WHAT IS REQUIRED
Search the material for the string "Average", then return every line where it is found.

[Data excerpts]
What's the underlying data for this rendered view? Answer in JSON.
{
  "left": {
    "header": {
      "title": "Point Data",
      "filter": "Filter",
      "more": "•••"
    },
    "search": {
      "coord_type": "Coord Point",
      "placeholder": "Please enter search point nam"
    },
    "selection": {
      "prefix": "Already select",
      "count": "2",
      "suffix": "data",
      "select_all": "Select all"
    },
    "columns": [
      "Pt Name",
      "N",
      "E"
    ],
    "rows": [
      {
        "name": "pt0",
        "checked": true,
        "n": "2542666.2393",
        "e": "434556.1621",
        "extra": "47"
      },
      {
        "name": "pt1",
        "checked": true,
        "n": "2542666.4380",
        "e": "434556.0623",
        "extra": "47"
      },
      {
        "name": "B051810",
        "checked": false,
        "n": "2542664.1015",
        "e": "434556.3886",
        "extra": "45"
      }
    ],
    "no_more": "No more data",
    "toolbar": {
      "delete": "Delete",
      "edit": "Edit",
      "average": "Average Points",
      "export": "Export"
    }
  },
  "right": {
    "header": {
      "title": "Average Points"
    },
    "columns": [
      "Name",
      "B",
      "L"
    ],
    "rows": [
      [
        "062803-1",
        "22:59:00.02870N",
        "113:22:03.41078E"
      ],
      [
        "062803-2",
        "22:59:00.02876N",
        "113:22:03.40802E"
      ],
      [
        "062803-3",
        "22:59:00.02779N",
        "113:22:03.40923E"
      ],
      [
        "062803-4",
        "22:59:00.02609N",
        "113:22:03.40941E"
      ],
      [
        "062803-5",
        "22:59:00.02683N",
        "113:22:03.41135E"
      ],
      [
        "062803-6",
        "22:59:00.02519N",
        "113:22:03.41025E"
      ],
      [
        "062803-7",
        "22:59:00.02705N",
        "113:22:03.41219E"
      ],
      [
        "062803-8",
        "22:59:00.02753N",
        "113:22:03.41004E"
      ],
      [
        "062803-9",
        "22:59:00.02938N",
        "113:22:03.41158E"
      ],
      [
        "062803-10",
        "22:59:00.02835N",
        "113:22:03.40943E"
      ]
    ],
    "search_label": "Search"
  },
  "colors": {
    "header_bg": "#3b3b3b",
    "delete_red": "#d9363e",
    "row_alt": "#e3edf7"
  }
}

RESULT
      "average": "Average Points",
      "title": "Average Points"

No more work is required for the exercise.